- **TASK OBJECTIVE**: Output the records exactly. Include every line.

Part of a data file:

########

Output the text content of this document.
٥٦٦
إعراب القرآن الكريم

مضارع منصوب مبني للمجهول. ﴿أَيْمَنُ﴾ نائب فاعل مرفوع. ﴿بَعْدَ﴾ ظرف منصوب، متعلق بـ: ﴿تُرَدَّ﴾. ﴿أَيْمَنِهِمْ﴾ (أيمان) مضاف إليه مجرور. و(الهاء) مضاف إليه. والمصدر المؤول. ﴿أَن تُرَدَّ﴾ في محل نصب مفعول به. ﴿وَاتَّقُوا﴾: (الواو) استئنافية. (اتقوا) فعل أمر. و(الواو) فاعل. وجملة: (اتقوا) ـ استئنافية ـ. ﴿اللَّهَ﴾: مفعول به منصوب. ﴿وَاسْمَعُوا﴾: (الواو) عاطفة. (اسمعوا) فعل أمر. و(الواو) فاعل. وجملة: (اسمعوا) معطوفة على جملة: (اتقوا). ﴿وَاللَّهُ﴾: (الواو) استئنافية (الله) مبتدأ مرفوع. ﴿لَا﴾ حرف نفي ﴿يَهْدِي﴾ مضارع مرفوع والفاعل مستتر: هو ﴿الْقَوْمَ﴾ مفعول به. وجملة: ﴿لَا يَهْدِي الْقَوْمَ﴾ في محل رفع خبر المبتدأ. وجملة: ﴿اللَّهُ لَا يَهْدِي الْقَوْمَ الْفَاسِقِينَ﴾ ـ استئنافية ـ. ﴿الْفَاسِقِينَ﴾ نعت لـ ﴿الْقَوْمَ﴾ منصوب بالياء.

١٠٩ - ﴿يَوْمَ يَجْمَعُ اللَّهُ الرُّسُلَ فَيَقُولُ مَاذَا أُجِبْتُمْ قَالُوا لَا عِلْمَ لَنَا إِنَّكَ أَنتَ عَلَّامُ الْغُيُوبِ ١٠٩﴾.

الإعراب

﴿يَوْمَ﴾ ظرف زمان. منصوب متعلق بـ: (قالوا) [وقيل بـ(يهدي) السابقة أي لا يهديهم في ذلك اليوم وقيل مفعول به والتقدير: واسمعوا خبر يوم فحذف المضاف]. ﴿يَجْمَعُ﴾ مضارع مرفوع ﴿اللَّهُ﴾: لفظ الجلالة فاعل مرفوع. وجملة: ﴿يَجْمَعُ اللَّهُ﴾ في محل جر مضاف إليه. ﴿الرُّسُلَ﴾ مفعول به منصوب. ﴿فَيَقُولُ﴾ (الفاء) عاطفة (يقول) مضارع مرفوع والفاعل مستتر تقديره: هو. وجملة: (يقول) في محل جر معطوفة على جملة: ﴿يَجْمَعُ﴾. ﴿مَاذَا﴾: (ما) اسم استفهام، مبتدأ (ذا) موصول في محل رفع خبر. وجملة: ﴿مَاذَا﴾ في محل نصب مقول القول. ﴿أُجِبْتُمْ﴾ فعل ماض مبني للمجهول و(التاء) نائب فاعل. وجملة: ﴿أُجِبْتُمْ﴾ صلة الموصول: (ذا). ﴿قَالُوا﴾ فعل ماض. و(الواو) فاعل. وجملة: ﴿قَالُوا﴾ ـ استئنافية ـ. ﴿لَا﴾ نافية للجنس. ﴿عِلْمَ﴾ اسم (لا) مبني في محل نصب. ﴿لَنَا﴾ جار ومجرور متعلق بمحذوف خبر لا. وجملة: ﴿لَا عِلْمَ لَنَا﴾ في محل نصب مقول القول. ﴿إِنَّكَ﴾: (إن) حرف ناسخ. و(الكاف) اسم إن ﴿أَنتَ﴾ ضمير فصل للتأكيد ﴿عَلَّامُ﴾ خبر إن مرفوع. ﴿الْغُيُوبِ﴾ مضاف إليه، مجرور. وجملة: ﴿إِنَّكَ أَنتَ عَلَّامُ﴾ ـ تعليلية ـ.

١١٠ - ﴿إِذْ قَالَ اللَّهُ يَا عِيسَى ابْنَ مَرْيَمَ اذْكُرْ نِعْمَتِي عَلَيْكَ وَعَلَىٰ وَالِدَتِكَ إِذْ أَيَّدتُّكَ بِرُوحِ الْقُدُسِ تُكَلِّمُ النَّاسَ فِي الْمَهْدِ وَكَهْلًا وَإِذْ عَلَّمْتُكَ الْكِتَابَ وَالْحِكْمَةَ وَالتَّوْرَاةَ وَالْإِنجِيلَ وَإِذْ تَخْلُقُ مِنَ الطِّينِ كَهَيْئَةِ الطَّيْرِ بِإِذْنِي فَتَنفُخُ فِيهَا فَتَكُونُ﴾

########

- **COMPLETED EXERCISE**:
Output the text content of this document.
٥٦٦
إعراب القرآن الكريم

مضارع منصوب مبني للمجهول. ﴿أَيْمَنُ﴾ نائب فاعل مرفوع. ﴿بَعْدَ﴾ ظرف منصوب، متعلق بـ: ﴿تُرَدَّ﴾. ﴿أَيْمَنِهِمْ﴾ (أيمان) مضاف إليه مجرور. و(الهاء) مضاف إليه. والمصدر المؤول. ﴿أَن تُرَدَّ﴾ في محل نصب مفعول به. ﴿وَاتَّقُوا﴾: (الواو) استئنافية. (اتقوا) فعل أمر. و(الواو) فاعل. وجملة: (اتقوا) ـ استئنافية ـ. ﴿اللَّهَ﴾: مفعول به منصوب. ﴿وَاسْمَعُوا﴾: (الواو) عاطفة. (اسمعوا) فعل أمر. و(الواو) فاعل. وجملة: (اسمعوا) معطوفة على جملة: (اتقوا). ﴿وَاللَّهُ﴾: (الواو) استئنافية (الله) مبتدأ مرفوع. ﴿لَا﴾ حرف نفي ﴿يَهْدِي﴾ مضارع مرفوع والفاعل مستتر: هو ﴿الْقَوْمَ﴾ مفعول به. وجملة: ﴿لَا يَهْدِي الْقَوْمَ﴾ في محل رفع خبر المبتدأ. وجملة: ﴿اللَّهُ لَا يَهْدِي الْقَوْمَ الْفَاسِقِينَ﴾ ـ استئنافية ـ. ﴿الْفَاسِقِينَ﴾ نعت لـ ﴿الْقَوْمَ﴾ منصوب بالياء.

١٠٩ - ﴿يَوْمَ يَجْمَعُ اللَّهُ الرُّسُلَ فَيَقُولُ مَاذَا أُجِبْتُمْ قَالُوا لَا عِلْمَ لَنَا إِنَّكَ أَنتَ عَلَّامُ الْغُيُوبِ ١٠٩﴾.

الإعراب

﴿يَوْمَ﴾ ظرف زمان. منصوب متعلق بـ: (قالوا) [وقيل بـ(يهدي) السابقة أي لا يهديهم في ذلك اليوم وقيل مفعول به والتقدير: واسمعوا خبر يوم فحذف المضاف]. ﴿يَجْمَعُ﴾ مضارع مرفوع ﴿اللَّهُ﴾: لفظ الجلالة فاعل مرفوع. وجملة: ﴿يَجْمَعُ اللَّهُ﴾ في محل جر مضاف إليه. ﴿الرُّسُلَ﴾ مفعول به منصوب. ﴿فَيَقُولُ﴾ (الفاء) عاطفة (يقول) مضارع مرفوع والفاعل مستتر تقديره: هو. وجملة: (يقول) في محل جر معطوفة على جملة: ﴿يَجْمَعُ﴾. ﴿مَاذَا﴾: (ما) اسم استفهام، مبتدأ (ذا) موصول في محل رفع خبر. وجملة: ﴿مَاذَا﴾ في محل نصب مقول القول. ﴿أُجِبْتُمْ﴾ فعل ماض مبني للمجهول و(التاء) نائب فاعل. وجملة: ﴿أُجِبْتُمْ﴾ صلة الموصول: (ذا). ﴿قَالُوا﴾ فعل ماض. و(الواو) فاعل. وجملة: ﴿قَالُوا﴾ ـ استئنافية ـ. ﴿لَا﴾ نافية للجنس. ﴿عِلْمَ﴾ اسم (لا) مبني في محل نصب. ﴿لَنَا﴾ جار ومجرور متعلق بمحذوف خبر لا. وجملة: ﴿لَا عِلْمَ لَنَا﴾ في محل نصب مقول القول. ﴿إِنَّكَ﴾: (إن) حرف ناسخ. و(الكاف) اسم إن ﴿أَنتَ﴾ ضمير فصل للتأكيد ﴿عَلَّامُ﴾ خبر إن مرفوع. ﴿الْغُيُوبِ﴾ مضاف إليه، مجرور. وجملة: ﴿إِنَّكَ أَنتَ عَلَّامُ﴾ ـ تعليلية ـ.

١١٠ - ﴿إِذْ قَالَ اللَّهُ يَا عِيسَى ابْنَ مَرْيَمَ اذْكُرْ نِعْمَتِي عَلَيْكَ وَعَلَىٰ وَالِدَتِكَ إِذْ أَيَّدتُّكَ بِرُوحِ الْقُدُسِ تُكَلِّمُ النَّاسَ فِي الْمَهْدِ وَكَهْلًا وَإِذْ عَلَّمْتُكَ الْكِتَابَ وَالْحِكْمَةَ وَالتَّوْرَاةَ وَالْإِنجِيلَ وَإِذْ تَخْلُقُ مِنَ الطِّينِ كَهَيْئَةِ الطَّيْرِ بِإِذْنِي فَتَنفُخُ فِيهَا فَتَكُونُ﴾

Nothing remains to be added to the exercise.